• [TASK DIRECTIONS]: In the listing that follows, how many lines contain the string "name"? Provide only the number.

• [STORED DATA]:
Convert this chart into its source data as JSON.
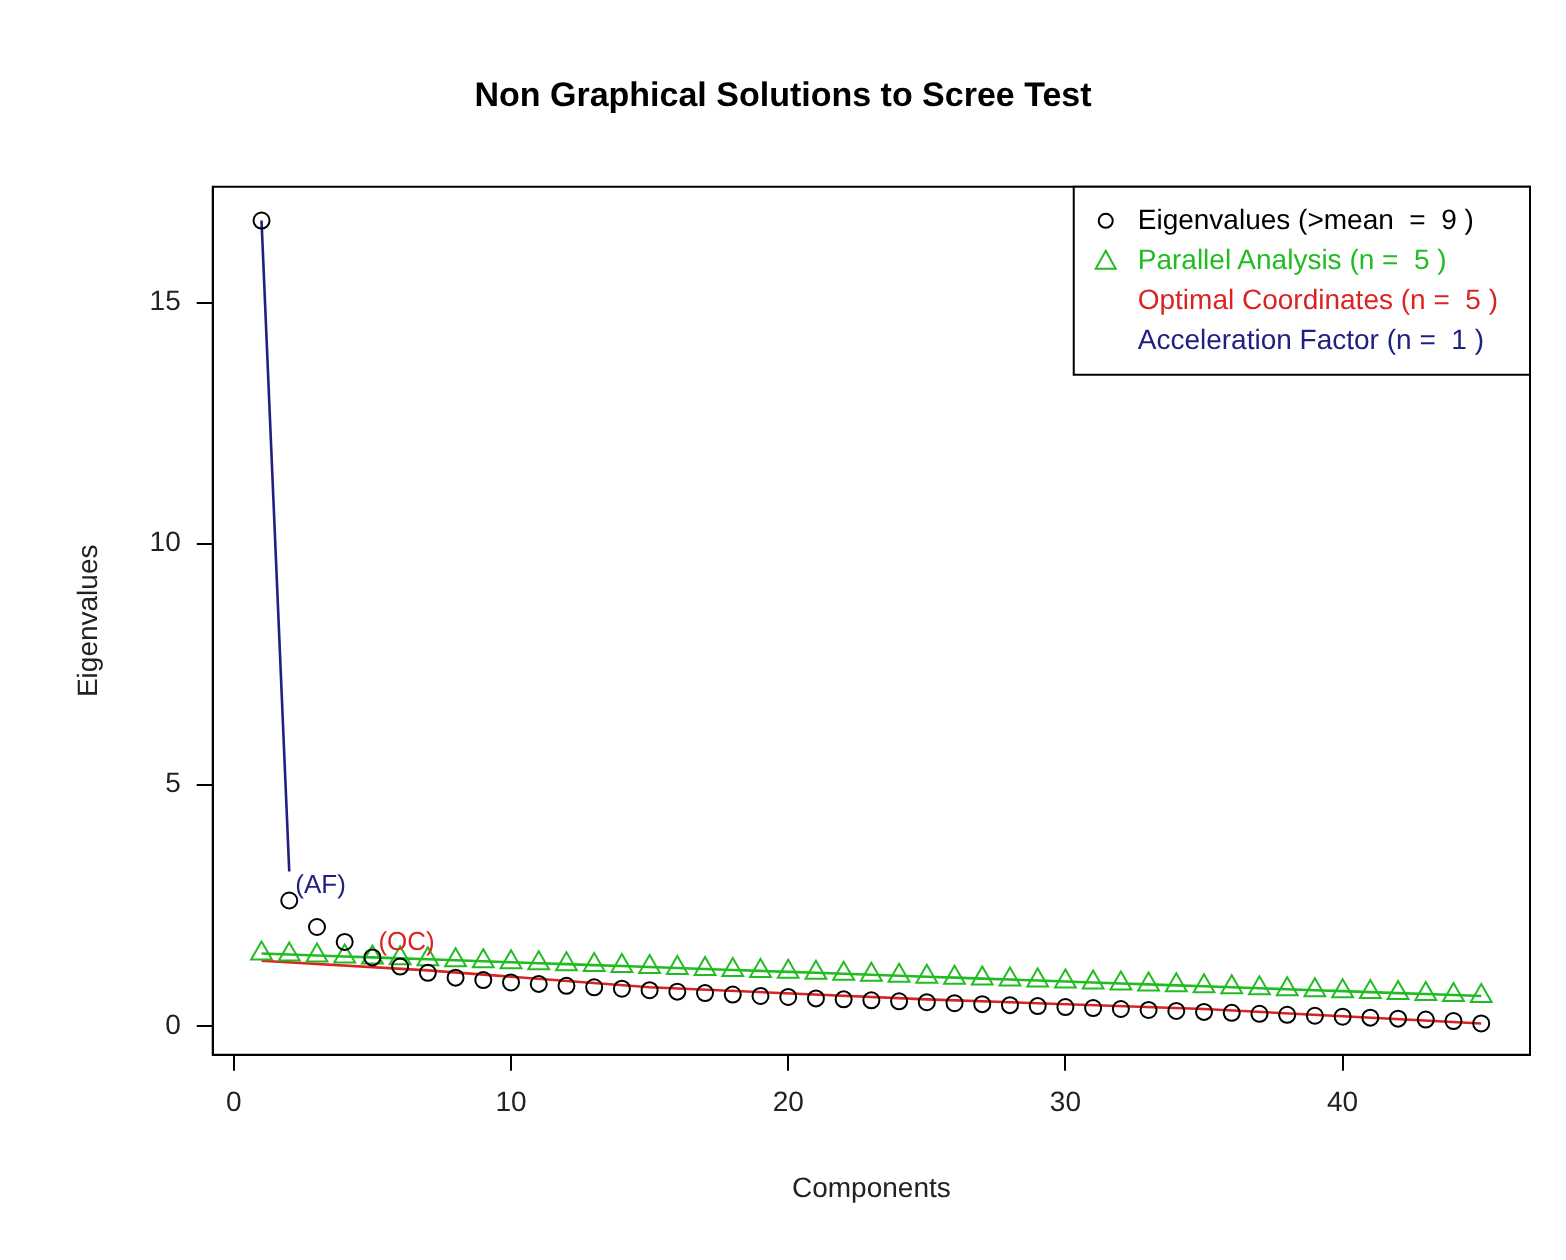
{
  "chart_data": {
    "type": "line",
    "title": "Non Graphical Solutions to Scree Test",
    "xlabel": "Components",
    "ylabel": "Eigenvalues",
    "x": [
      1,
      2,
      3,
      4,
      5,
      6,
      7,
      8,
      9,
      10,
      11,
      12,
      13,
      14,
      15,
      16,
      17,
      18,
      19,
      20,
      21,
      22,
      23,
      24,
      25,
      26,
      27,
      28,
      29,
      30,
      31,
      32,
      33,
      34,
      35,
      36,
      37,
      38,
      39,
      40,
      41,
      42,
      43,
      44,
      45
    ],
    "series": [
      {
        "name": "Eigenvalues (>mean  =  9 )",
        "type": "scatter",
        "marker": "circle",
        "color": "#000000",
        "values": [
          16.7,
          2.6,
          2.05,
          1.74,
          1.42,
          1.23,
          1.1,
          1.0,
          0.95,
          0.9,
          0.87,
          0.83,
          0.8,
          0.77,
          0.74,
          0.71,
          0.68,
          0.65,
          0.62,
          0.6,
          0.57,
          0.55,
          0.53,
          0.51,
          0.49,
          0.47,
          0.45,
          0.43,
          0.41,
          0.39,
          0.37,
          0.35,
          0.33,
          0.31,
          0.29,
          0.27,
          0.25,
          0.23,
          0.21,
          0.19,
          0.17,
          0.15,
          0.13,
          0.1,
          0.05
        ]
      },
      {
        "name": "Parallel Analysis (n =  5 )",
        "type": "line",
        "marker": "triangle",
        "color": "#22bb22",
        "values": [
          1.5,
          1.48,
          1.46,
          1.44,
          1.42,
          1.4,
          1.38,
          1.36,
          1.34,
          1.32,
          1.3,
          1.28,
          1.26,
          1.24,
          1.22,
          1.2,
          1.18,
          1.16,
          1.14,
          1.12,
          1.1,
          1.08,
          1.06,
          1.04,
          1.02,
          1.0,
          0.98,
          0.96,
          0.94,
          0.92,
          0.9,
          0.88,
          0.86,
          0.84,
          0.82,
          0.8,
          0.78,
          0.76,
          0.74,
          0.72,
          0.7,
          0.68,
          0.66,
          0.64,
          0.62
        ]
      },
      {
        "name": "Optimal Coordinates (n =  5 )",
        "type": "line",
        "marker": "none",
        "color": "#dd2222",
        "x": [
          1,
          7,
          15,
          25,
          35,
          45
        ],
        "values": [
          1.35,
          1.15,
          0.8,
          0.55,
          0.35,
          0.05
        ]
      },
      {
        "name": "Acceleration Factor (n =  1 )",
        "type": "line",
        "marker": "none",
        "color": "#202080",
        "x": [
          1,
          2
        ],
        "values": [
          16.7,
          3.2
        ]
      }
    ],
    "annotations": [
      {
        "text": "(AF)",
        "x": 2,
        "y": 2.6
      },
      {
        "text": "(OC)",
        "x": 5,
        "y": 1.42
      }
    ],
    "xlim": [
      -0.76,
      46.76
    ],
    "ylim": [
      -0.6,
      17.4
    ],
    "xticks": [
      0,
      10,
      20,
      30,
      40
    ],
    "yticks": [
      0,
      5,
      10,
      15
    ],
    "legend": "top right",
    "grid": false
  }
}
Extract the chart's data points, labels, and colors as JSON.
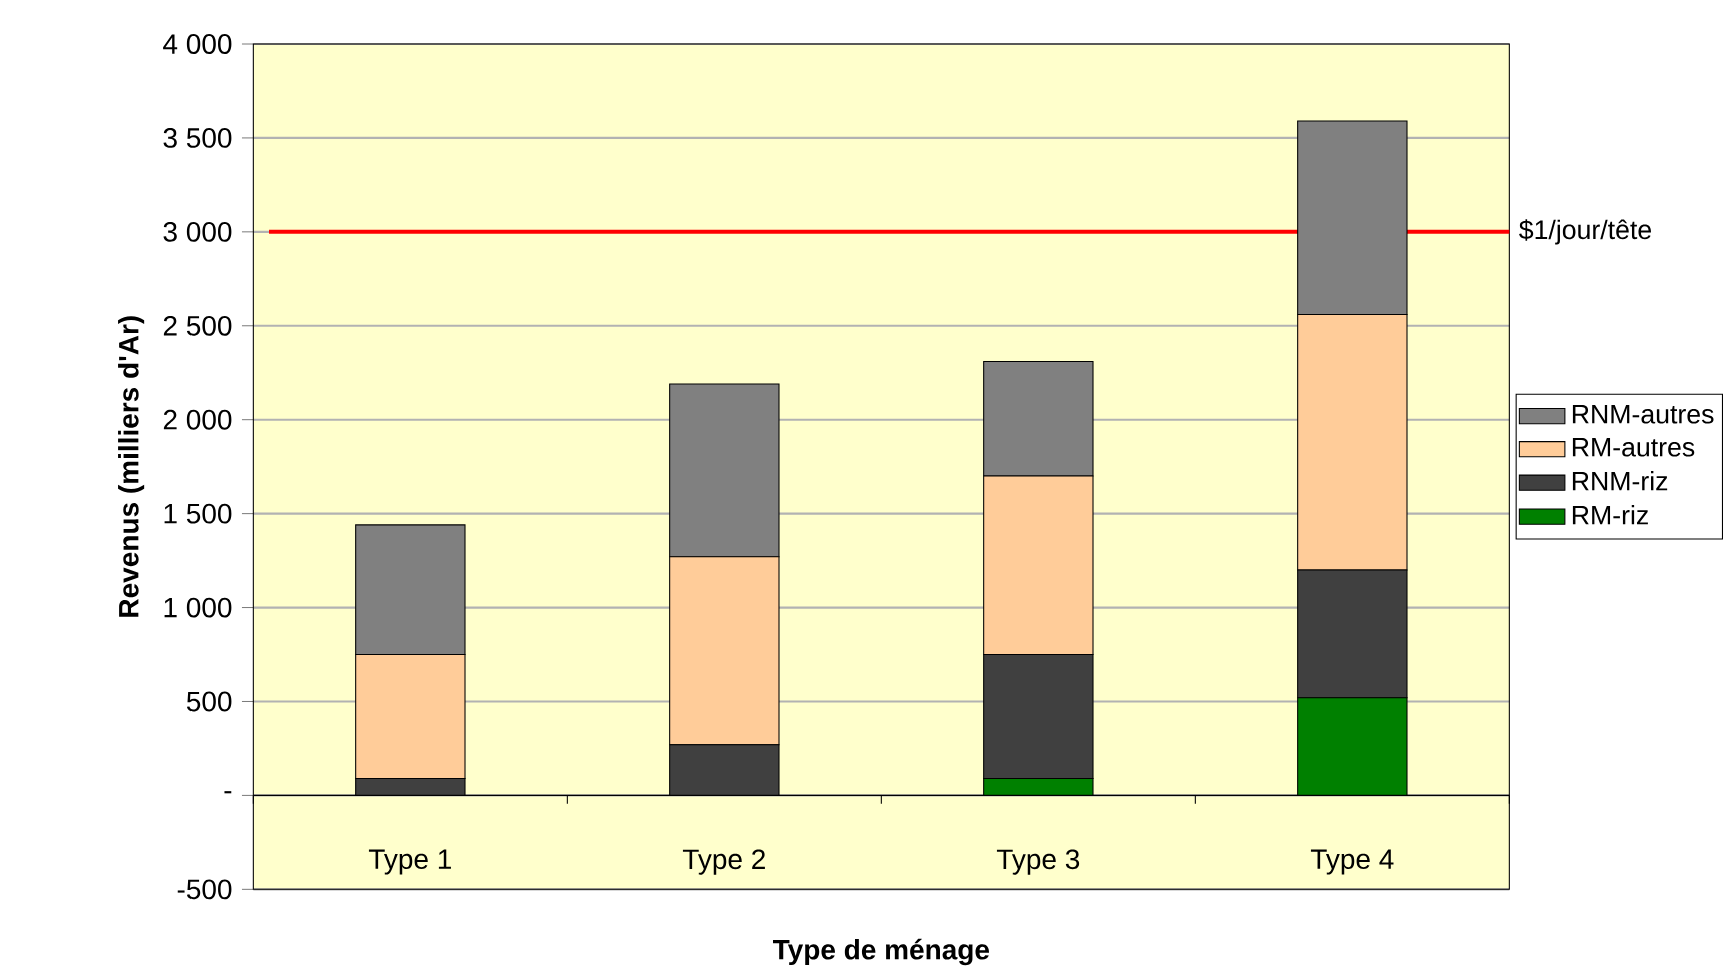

• [REPLY]: 4